- _GIVEN DATA_:
== == ==

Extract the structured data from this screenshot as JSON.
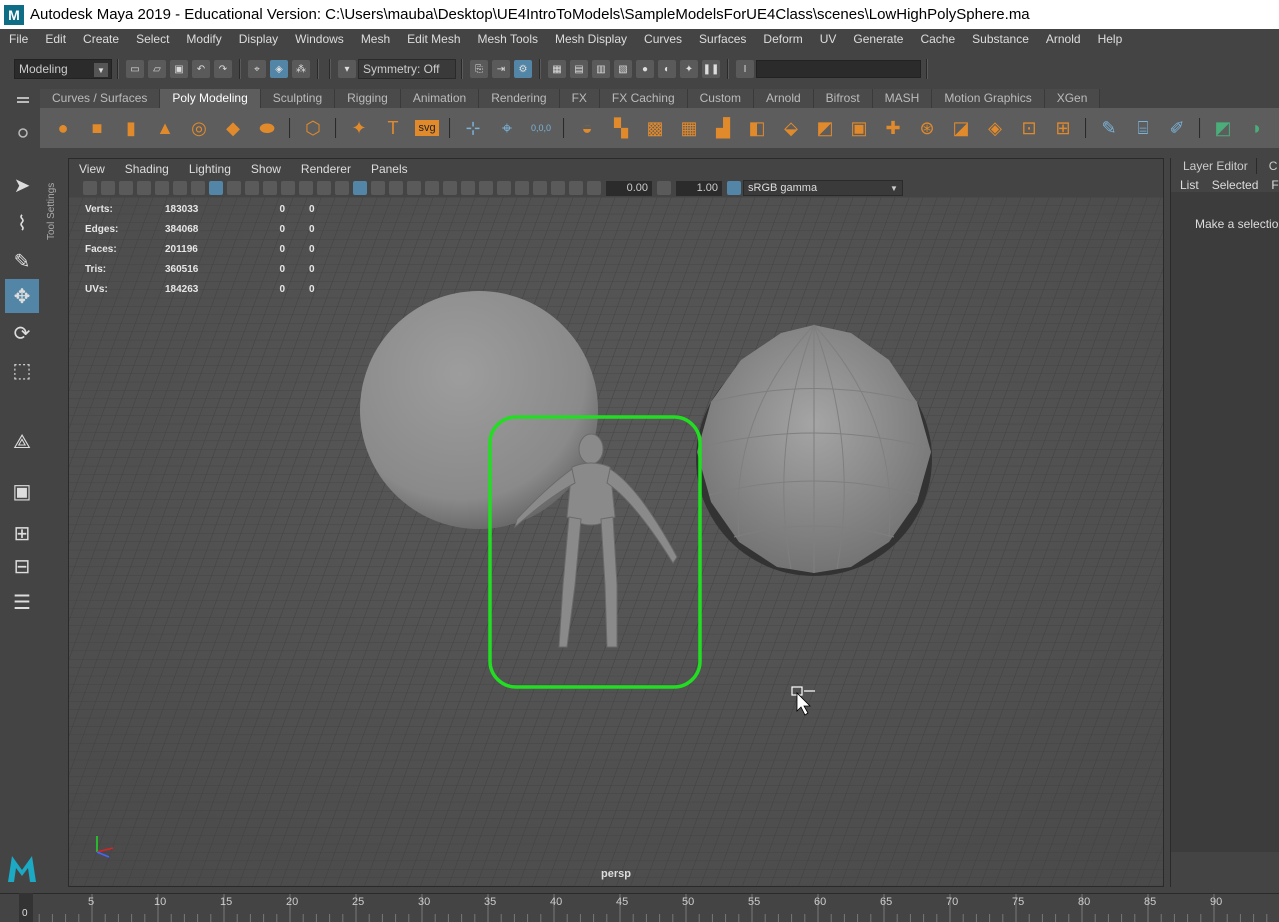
{
  "window": {
    "title": "Autodesk Maya 2019 - Educational Version: C:\\Users\\mauba\\Desktop\\UE4IntroToModels\\SampleModelsForUE4Class\\scenes\\LowHighPolySphere.ma",
    "logo_letter": "M"
  },
  "menubar": [
    "File",
    "Edit",
    "Create",
    "Select",
    "Modify",
    "Display",
    "Windows",
    "Mesh",
    "Edit Mesh",
    "Mesh Tools",
    "Mesh Display",
    "Curves",
    "Surfaces",
    "Deform",
    "UV",
    "Generate",
    "Cache",
    "Substance",
    "Arnold",
    "Help"
  ],
  "statusline": {
    "menuset": "Modeling",
    "symmetry": "Symmetry: Off"
  },
  "shelf": {
    "tabs": [
      "Curves / Surfaces",
      "Poly Modeling",
      "Sculpting",
      "Rigging",
      "Animation",
      "Rendering",
      "FX",
      "FX Caching",
      "Custom",
      "Arnold",
      "Bifrost",
      "MASH",
      "Motion Graphics",
      "XGen"
    ],
    "active_tab": "Poly Modeling",
    "text_icon": "T",
    "svg_icon": "svg",
    "sweep_icon": "0,0,0"
  },
  "tool_settings_label": "Tool Settings",
  "viewport": {
    "menus": [
      "View",
      "Shading",
      "Lighting",
      "Show",
      "Renderer",
      "Panels"
    ],
    "exposure": "0.00",
    "gamma": "1.00",
    "color_space": "sRGB gamma",
    "camera": "persp",
    "hud": [
      {
        "label": "Verts:",
        "v1": "183033",
        "v2": "0",
        "v3": "0"
      },
      {
        "label": "Edges:",
        "v1": "384068",
        "v2": "0",
        "v3": "0"
      },
      {
        "label": "Faces:",
        "v1": "201196",
        "v2": "0",
        "v3": "0"
      },
      {
        "label": "Tris:",
        "v1": "360516",
        "v2": "0",
        "v3": "0"
      },
      {
        "label": "UVs:",
        "v1": "184263",
        "v2": "0",
        "v3": "0"
      }
    ]
  },
  "rightpanel": {
    "tabs": [
      "Layer Editor",
      "C"
    ],
    "menu": [
      "List",
      "Selected",
      "Fo"
    ],
    "message": "Make a selection"
  },
  "timeslider": {
    "current_frame": "0",
    "ticks": [
      "5",
      "10",
      "15",
      "20",
      "25",
      "30",
      "35",
      "40",
      "45",
      "50",
      "55",
      "60",
      "65",
      "70",
      "75",
      "80",
      "85",
      "90"
    ]
  },
  "colors": {
    "highlight": "#22dd22",
    "active_blue": "#5285a6",
    "shelf_orange": "#e08a2c"
  }
}
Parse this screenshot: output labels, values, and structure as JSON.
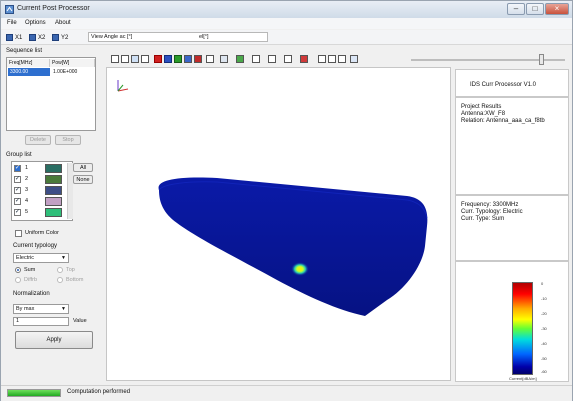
{
  "window": {
    "title": "Current Post Processor",
    "buttons": [
      "–",
      "□",
      "×"
    ]
  },
  "menu": {
    "items": [
      "File",
      "Options",
      "About"
    ]
  },
  "toolbar": {
    "view_x": "X1",
    "view_x2": "X2",
    "view_y": "Y2",
    "view_angle_label": "View Angle ac [°]",
    "view_angle_right": "el[°]"
  },
  "sequence": {
    "label": "Sequence list",
    "headers": [
      "Freq[MHz]",
      "Pow[W]"
    ],
    "rows": [
      [
        "3300.00",
        "1.00E+000"
      ]
    ],
    "buttons": [
      "Delete",
      "Stop"
    ]
  },
  "groups": {
    "label": "Group list",
    "rows": [
      {
        "num": "1",
        "color": "#2a6e63",
        "checked": true
      },
      {
        "num": "2",
        "color": "#4a7a3a",
        "checked": true
      },
      {
        "num": "3",
        "color": "#3d4e86",
        "checked": true
      },
      {
        "num": "4",
        "color": "#c2a0c4",
        "checked": true
      },
      {
        "num": "5",
        "color": "#2fbf7a",
        "checked": true
      }
    ],
    "all_label": "All",
    "none_label": "None",
    "uniform_color_label": "Uniform Color"
  },
  "current_typology": {
    "label": "Current typology",
    "selected": "Electric",
    "radios": [
      {
        "label": "Sum",
        "on": true,
        "enabled": true
      },
      {
        "label": "Top",
        "on": false,
        "enabled": false
      },
      {
        "label": "Diffrb",
        "on": false,
        "enabled": false
      },
      {
        "label": "Bottom",
        "on": false,
        "enabled": false
      }
    ]
  },
  "normalization": {
    "label": "Normalization",
    "selected": "By max",
    "value": "1",
    "value_label": "Value"
  },
  "apply_label": "Apply",
  "info": {
    "version": "IDS Curr Processor V1.0",
    "project": [
      "Project Results",
      "Antenna:XW_F8",
      "Relation: Antenna_aaa_ca_f8tb"
    ],
    "params": [
      "Frequency: 3300MHz",
      "Curr. Typology: Electric",
      "Curr. Type: Sum"
    ]
  },
  "colorbar": {
    "ticks": [
      "0",
      "-10",
      "-20",
      "-30",
      "-40",
      "-50",
      "-60"
    ],
    "unit": "Current[dBA/m]"
  },
  "status": {
    "text": "Computation performed",
    "progress": 1.0
  },
  "colors": {
    "mesh": "#08169e",
    "hotspot": "#ffe000"
  }
}
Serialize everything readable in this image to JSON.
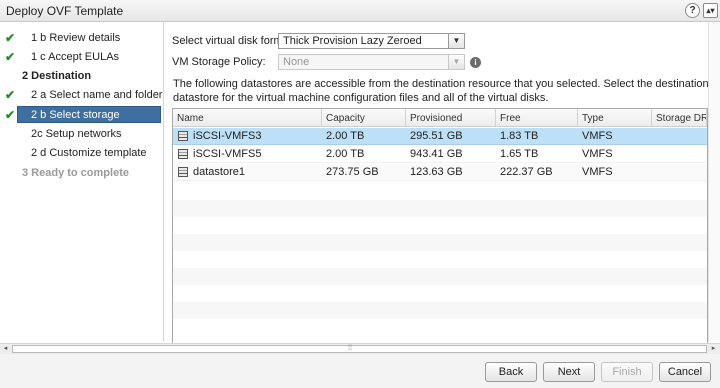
{
  "window": {
    "title": "Deploy OVF Template",
    "help_icon": "?",
    "expand_icon": "▴▾"
  },
  "sidebar": {
    "steps": [
      {
        "label": "1 b  Review details",
        "check": "✔"
      },
      {
        "label": "1 c  Accept EULAs",
        "check": "✔"
      },
      {
        "label": "2  Destination",
        "check": ""
      },
      {
        "label": "2 a  Select name and folder",
        "check": "✔"
      },
      {
        "label": "2 b  Select storage",
        "check": "✔"
      },
      {
        "label": "2c  Setup networks",
        "check": ""
      },
      {
        "label": "2 d  Customize template",
        "check": ""
      },
      {
        "label": "3  Ready to complete",
        "check": ""
      }
    ]
  },
  "form": {
    "disk_format_label": "Select virtual disk format:",
    "disk_format_value": "Thick Provision Lazy Zeroed",
    "storage_policy_label": "VM Storage Policy:",
    "storage_policy_value": "None",
    "info_icon": "i",
    "description": "The following datastores are accessible from the destination resource that you selected. Select the destination datastore for the virtual machine configuration files and all of the virtual disks."
  },
  "table": {
    "columns": [
      "Name",
      "Capacity",
      "Provisioned",
      "Free",
      "Type",
      "Storage DRS"
    ],
    "rows": [
      {
        "name": "iSCSI-VMFS3",
        "capacity": "2.00 TB",
        "provisioned": "295.51 GB",
        "free": "1.83 TB",
        "type": "VMFS",
        "drs": ""
      },
      {
        "name": "iSCSI-VMFS5",
        "capacity": "2.00 TB",
        "provisioned": "943.41 GB",
        "free": "1.65 TB",
        "type": "VMFS",
        "drs": ""
      },
      {
        "name": "datastore1",
        "capacity": "273.75 GB",
        "provisioned": "123.63 GB",
        "free": "222.37 GB",
        "type": "VMFS",
        "drs": ""
      }
    ]
  },
  "scrollbar": {
    "left_arrow": "◂",
    "right_arrow": "▸",
    "grip": "⁞⁞"
  },
  "buttons": {
    "back": "Back",
    "next": "Next",
    "finish": "Finish",
    "cancel": "Cancel"
  },
  "colors": {
    "selected_step": "#3f6fa0",
    "selected_row": "#bde0f7",
    "check": "#2a8a2a"
  }
}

== == ==

- _THE EXERCISE_:
Read through the entries and copy every line that includes "title".

- _SOLUTION_:
    "title": "Autodesk Maya 2019 - Educational Version: C:\\Users\\mauba\\Desktop\\UE4IntroToModels\\SampleModelsForUE4Class\\scenes\\LowHighPolySphere.ma",
    "title": "Current Post Processor",
    "title": "Deploy OVF Template",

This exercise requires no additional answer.